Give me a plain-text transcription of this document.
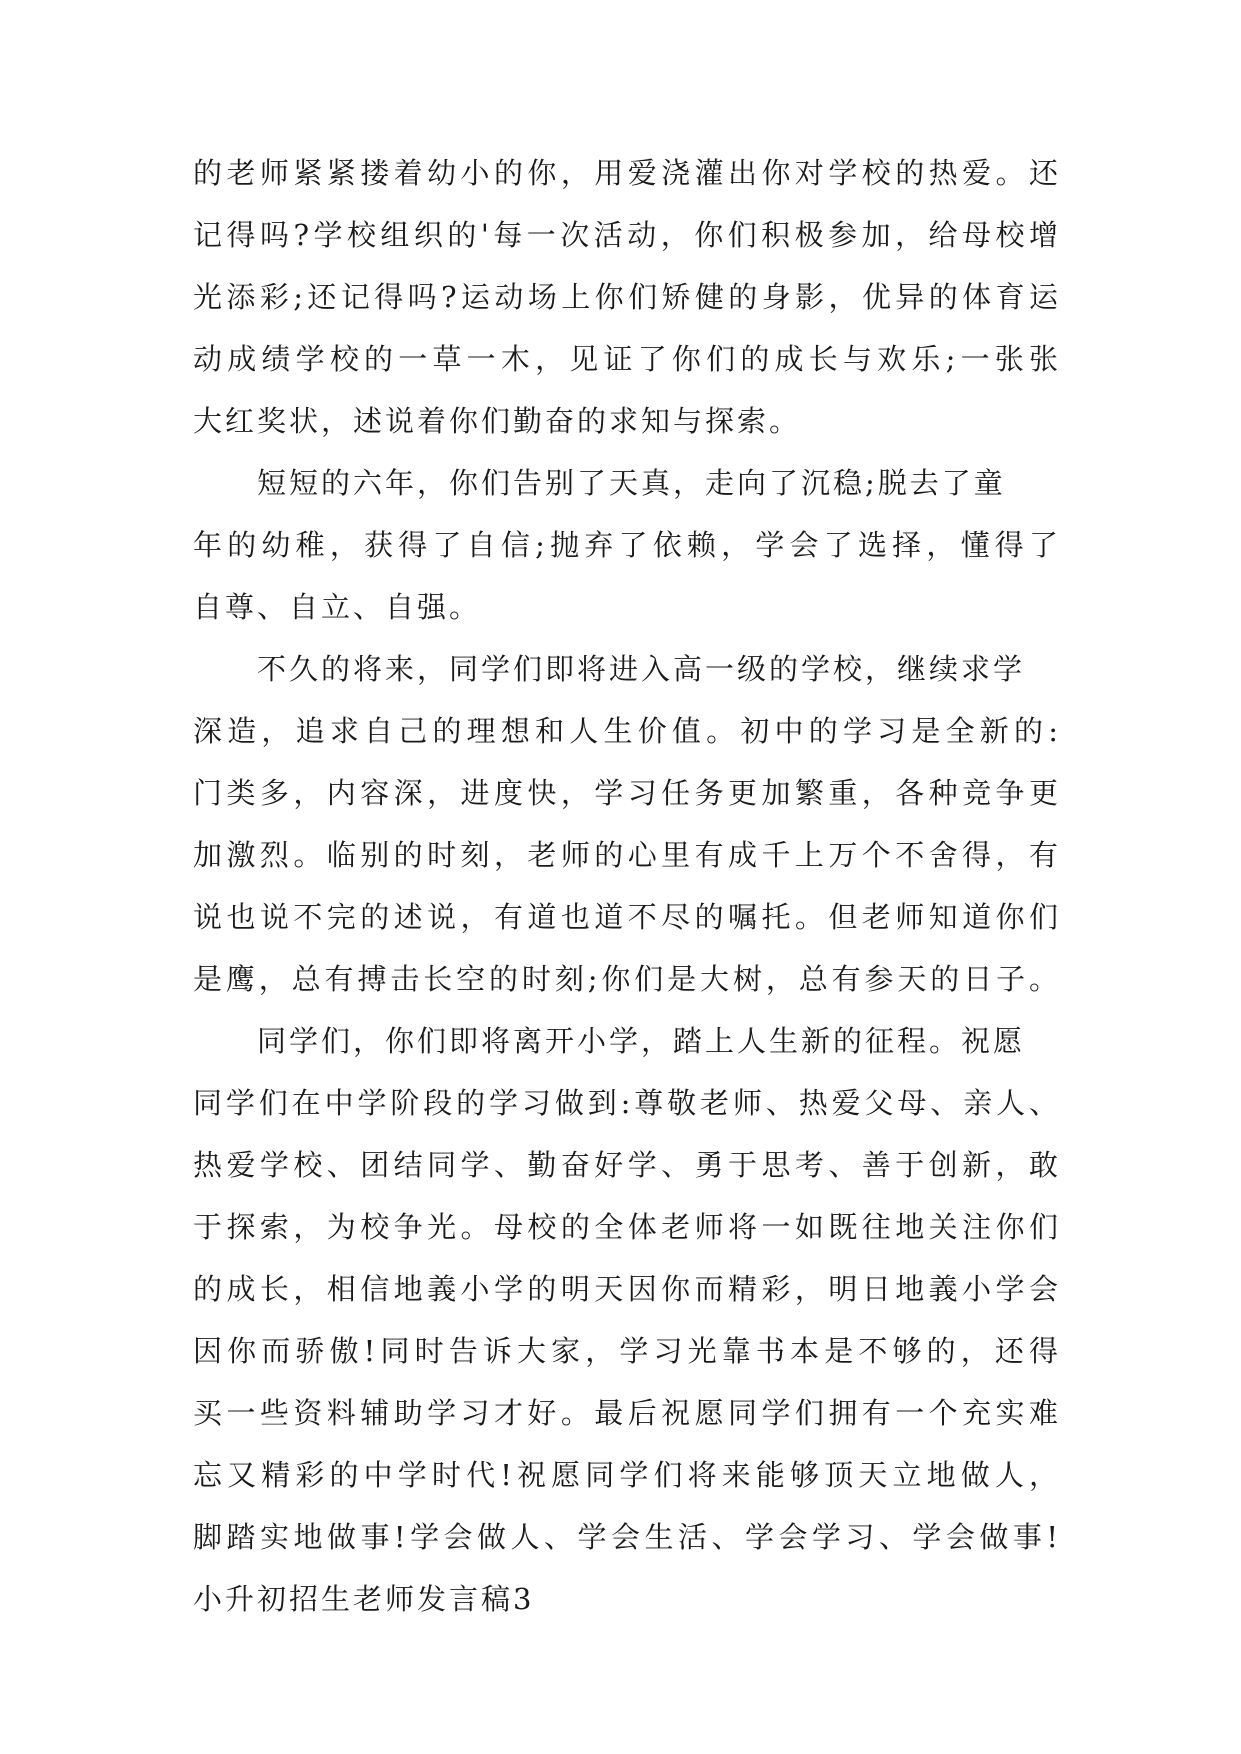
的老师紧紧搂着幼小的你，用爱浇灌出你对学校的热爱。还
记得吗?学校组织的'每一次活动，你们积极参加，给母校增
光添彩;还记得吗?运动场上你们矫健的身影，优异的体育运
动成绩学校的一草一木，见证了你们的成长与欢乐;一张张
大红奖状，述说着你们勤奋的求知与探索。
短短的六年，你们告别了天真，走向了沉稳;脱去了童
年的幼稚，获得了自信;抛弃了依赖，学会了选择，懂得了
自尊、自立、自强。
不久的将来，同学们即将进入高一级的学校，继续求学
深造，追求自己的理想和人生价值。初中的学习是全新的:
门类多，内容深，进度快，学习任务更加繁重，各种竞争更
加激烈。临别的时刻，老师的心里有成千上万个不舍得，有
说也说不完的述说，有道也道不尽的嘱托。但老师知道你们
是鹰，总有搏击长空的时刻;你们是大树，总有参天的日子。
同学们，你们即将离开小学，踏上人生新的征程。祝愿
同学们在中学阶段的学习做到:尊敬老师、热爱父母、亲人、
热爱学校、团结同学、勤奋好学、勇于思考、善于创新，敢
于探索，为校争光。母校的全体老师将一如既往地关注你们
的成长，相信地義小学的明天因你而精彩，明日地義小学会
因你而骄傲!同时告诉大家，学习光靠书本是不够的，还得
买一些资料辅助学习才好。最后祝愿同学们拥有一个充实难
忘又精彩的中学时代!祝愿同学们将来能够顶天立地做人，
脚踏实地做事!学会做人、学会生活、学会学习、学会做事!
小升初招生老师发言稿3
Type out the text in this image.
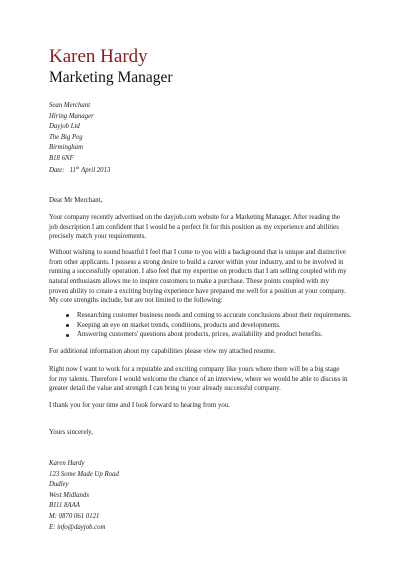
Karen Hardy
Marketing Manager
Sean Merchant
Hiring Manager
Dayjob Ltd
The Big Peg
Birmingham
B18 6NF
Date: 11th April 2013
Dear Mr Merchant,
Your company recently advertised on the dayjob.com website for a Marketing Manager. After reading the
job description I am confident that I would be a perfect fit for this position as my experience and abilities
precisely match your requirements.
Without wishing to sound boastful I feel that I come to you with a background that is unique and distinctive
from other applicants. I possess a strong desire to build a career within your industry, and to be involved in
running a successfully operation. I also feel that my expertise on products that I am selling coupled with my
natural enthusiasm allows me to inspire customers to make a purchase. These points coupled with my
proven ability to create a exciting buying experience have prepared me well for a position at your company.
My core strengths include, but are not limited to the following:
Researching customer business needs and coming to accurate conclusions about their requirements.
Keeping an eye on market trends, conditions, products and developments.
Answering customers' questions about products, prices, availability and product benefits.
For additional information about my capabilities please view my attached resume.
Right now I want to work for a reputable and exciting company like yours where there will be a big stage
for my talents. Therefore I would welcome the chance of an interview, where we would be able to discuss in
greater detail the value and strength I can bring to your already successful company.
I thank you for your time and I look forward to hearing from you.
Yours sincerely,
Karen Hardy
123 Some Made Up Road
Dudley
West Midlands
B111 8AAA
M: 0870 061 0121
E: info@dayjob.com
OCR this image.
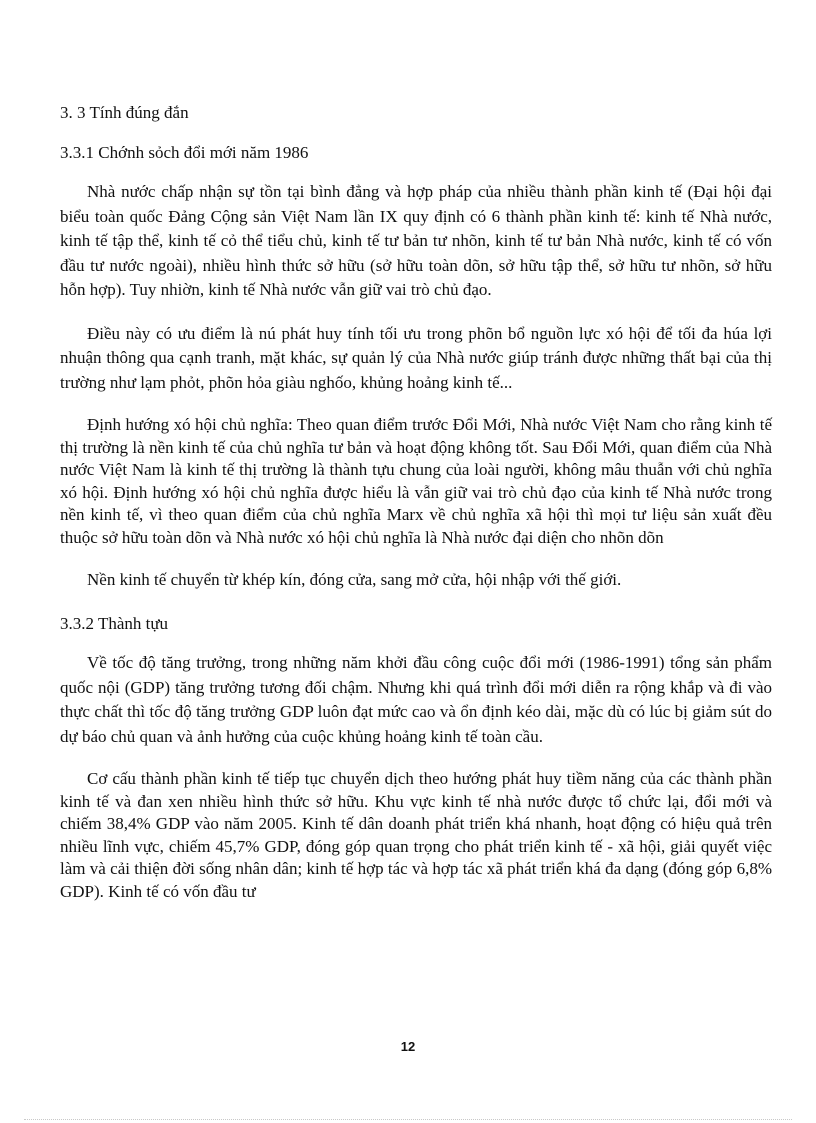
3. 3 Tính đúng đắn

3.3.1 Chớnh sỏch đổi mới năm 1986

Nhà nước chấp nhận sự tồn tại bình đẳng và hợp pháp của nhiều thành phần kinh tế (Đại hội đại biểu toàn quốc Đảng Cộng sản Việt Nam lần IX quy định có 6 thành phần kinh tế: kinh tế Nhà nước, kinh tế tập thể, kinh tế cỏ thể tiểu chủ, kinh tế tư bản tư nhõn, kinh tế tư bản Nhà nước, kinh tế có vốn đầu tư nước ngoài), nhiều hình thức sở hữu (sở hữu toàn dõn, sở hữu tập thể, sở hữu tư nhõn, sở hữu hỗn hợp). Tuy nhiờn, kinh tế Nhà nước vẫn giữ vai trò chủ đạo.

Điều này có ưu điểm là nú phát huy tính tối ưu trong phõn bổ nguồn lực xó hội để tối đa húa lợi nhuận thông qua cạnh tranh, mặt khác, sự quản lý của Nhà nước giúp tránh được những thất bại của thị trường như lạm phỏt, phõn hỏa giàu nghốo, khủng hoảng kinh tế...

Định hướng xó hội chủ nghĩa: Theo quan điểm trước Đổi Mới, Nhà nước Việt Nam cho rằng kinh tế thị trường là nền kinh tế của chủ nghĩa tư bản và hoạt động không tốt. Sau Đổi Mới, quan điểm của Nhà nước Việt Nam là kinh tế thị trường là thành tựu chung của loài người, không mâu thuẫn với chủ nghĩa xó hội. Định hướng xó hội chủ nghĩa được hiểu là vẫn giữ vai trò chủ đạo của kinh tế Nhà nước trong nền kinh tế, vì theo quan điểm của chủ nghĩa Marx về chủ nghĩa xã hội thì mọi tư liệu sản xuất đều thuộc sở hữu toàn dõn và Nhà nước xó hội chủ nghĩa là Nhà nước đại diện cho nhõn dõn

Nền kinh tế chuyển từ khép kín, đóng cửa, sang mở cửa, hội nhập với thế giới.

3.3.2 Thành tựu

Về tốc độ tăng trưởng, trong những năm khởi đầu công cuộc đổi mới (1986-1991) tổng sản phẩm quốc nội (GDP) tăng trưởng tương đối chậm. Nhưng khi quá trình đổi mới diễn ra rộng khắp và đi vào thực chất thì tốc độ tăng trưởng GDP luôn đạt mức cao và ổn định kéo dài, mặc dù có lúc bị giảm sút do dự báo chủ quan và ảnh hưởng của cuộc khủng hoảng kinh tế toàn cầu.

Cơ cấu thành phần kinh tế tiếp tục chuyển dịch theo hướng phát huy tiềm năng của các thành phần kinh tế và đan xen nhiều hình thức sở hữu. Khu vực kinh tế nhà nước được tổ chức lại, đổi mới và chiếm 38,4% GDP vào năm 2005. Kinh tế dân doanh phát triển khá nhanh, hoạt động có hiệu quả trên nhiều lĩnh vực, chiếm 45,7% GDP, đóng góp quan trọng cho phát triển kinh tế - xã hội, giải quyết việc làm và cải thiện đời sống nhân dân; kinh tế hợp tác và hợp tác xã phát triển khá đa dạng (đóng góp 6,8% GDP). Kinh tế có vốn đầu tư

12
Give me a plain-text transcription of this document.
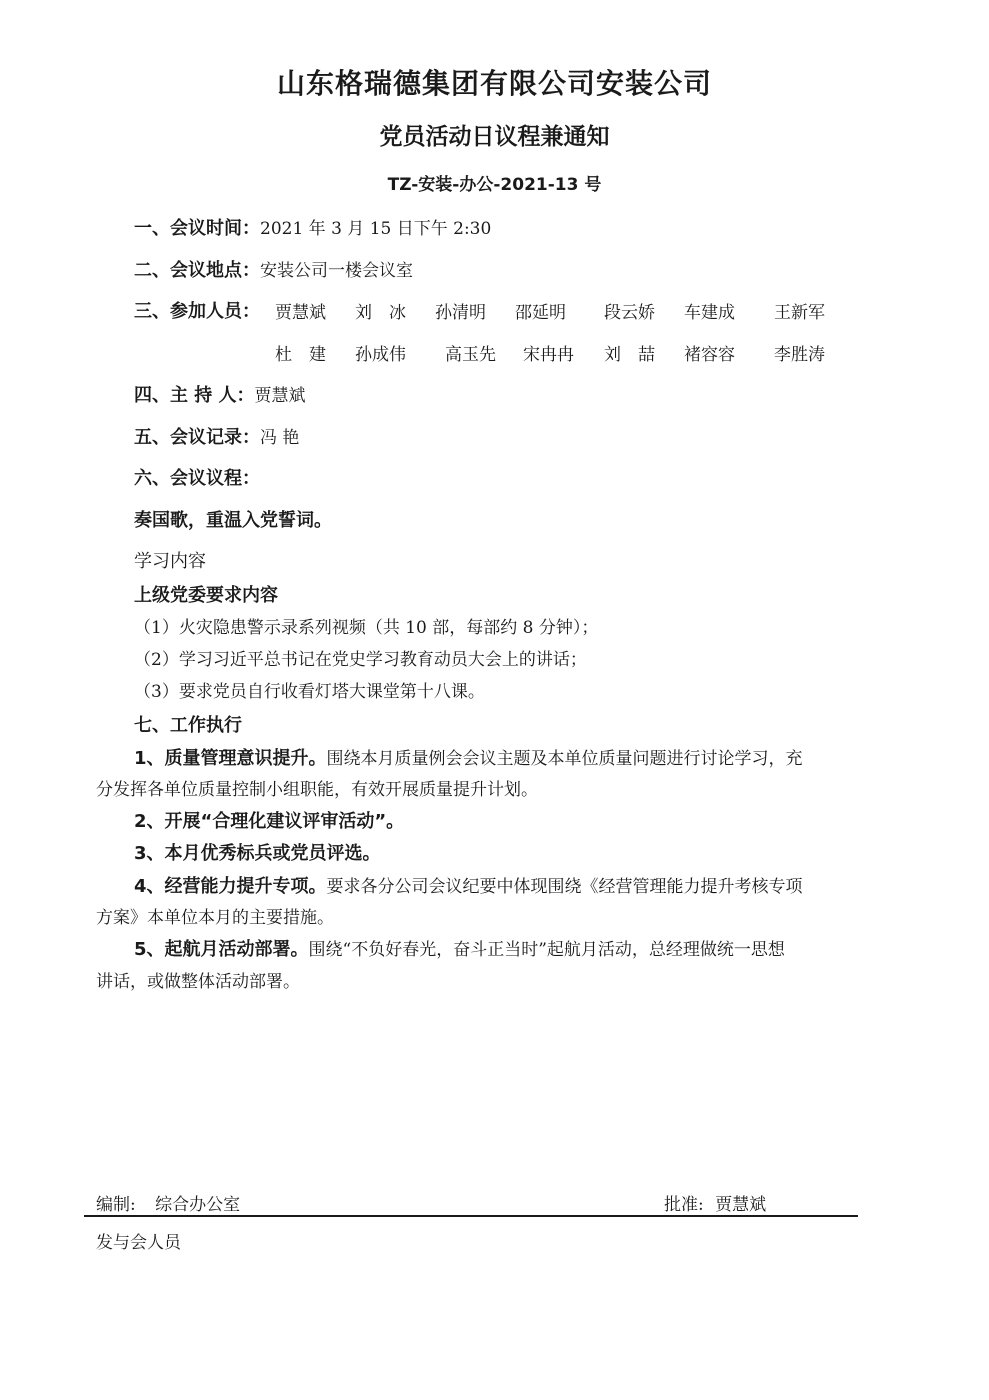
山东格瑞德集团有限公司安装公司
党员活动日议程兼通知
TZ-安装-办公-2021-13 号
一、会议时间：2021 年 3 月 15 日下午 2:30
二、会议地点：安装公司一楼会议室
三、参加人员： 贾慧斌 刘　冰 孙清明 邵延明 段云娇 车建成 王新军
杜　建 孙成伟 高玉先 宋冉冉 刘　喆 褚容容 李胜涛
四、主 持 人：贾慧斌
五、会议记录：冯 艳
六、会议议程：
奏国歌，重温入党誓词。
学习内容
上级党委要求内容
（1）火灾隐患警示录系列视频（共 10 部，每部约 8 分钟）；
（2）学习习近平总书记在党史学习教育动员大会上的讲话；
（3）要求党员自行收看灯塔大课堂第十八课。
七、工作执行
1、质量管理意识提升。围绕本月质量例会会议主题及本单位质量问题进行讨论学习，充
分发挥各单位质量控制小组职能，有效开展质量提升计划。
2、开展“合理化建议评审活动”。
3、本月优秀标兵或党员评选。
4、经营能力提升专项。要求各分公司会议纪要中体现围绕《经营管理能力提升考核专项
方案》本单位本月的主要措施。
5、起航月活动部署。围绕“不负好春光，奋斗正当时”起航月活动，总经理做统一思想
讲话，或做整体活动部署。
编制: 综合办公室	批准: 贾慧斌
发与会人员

* [Exercise aim]:
Select and copy every line from the records that includes the word "Việt".

* [Response below]:
Nhà nước chấp nhận sự tồn tại bình đẳng và hợp pháp của nhiều thành phần kinh tế (Đại hội đại biểu toàn quốc Đảng Cộng sản Việt Nam lần IX quy định có 6 thành phần kinh tế: kinh tế Nhà nước, kinh tế tập thể, kinh tế cỏ thể tiểu chủ, kinh tế tư bản tư nhõn, kinh tế tư bản Nhà nước, kinh tế có vốn đầu tư nước ngoài), nhiều hình thức sở hữu (sở hữu toàn dõn, sở hữu tập thể, sở hữu tư nhõn, sở hữu hỗn hợp). Tuy nhiờn, kinh tế Nhà nước vẫn giữ vai trò chủ đạo.
Định hướng xó hội chủ nghĩa: Theo quan điểm trước Đổi Mới, Nhà nước Việt Nam cho rằng kinh tế thị trường là nền kinh tế của chủ nghĩa tư bản và hoạt động không tốt. Sau Đổi Mới, quan điểm của Nhà nước Việt Nam là kinh tế thị trường là thành tựu chung của loài người, không mâu thuẫn với chủ nghĩa xó hội. Định hướng xó hội chủ nghĩa được hiểu là vẫn giữ vai trò chủ đạo của kinh tế Nhà nước trong nền kinh tế, vì theo quan điểm của chủ nghĩa Marx về chủ nghĩa xã hội thì mọi tư liệu sản xuất đều thuộc sở hữu toàn dõn và Nhà nước xó hội chủ nghĩa là Nhà nước đại diện cho nhõn dõn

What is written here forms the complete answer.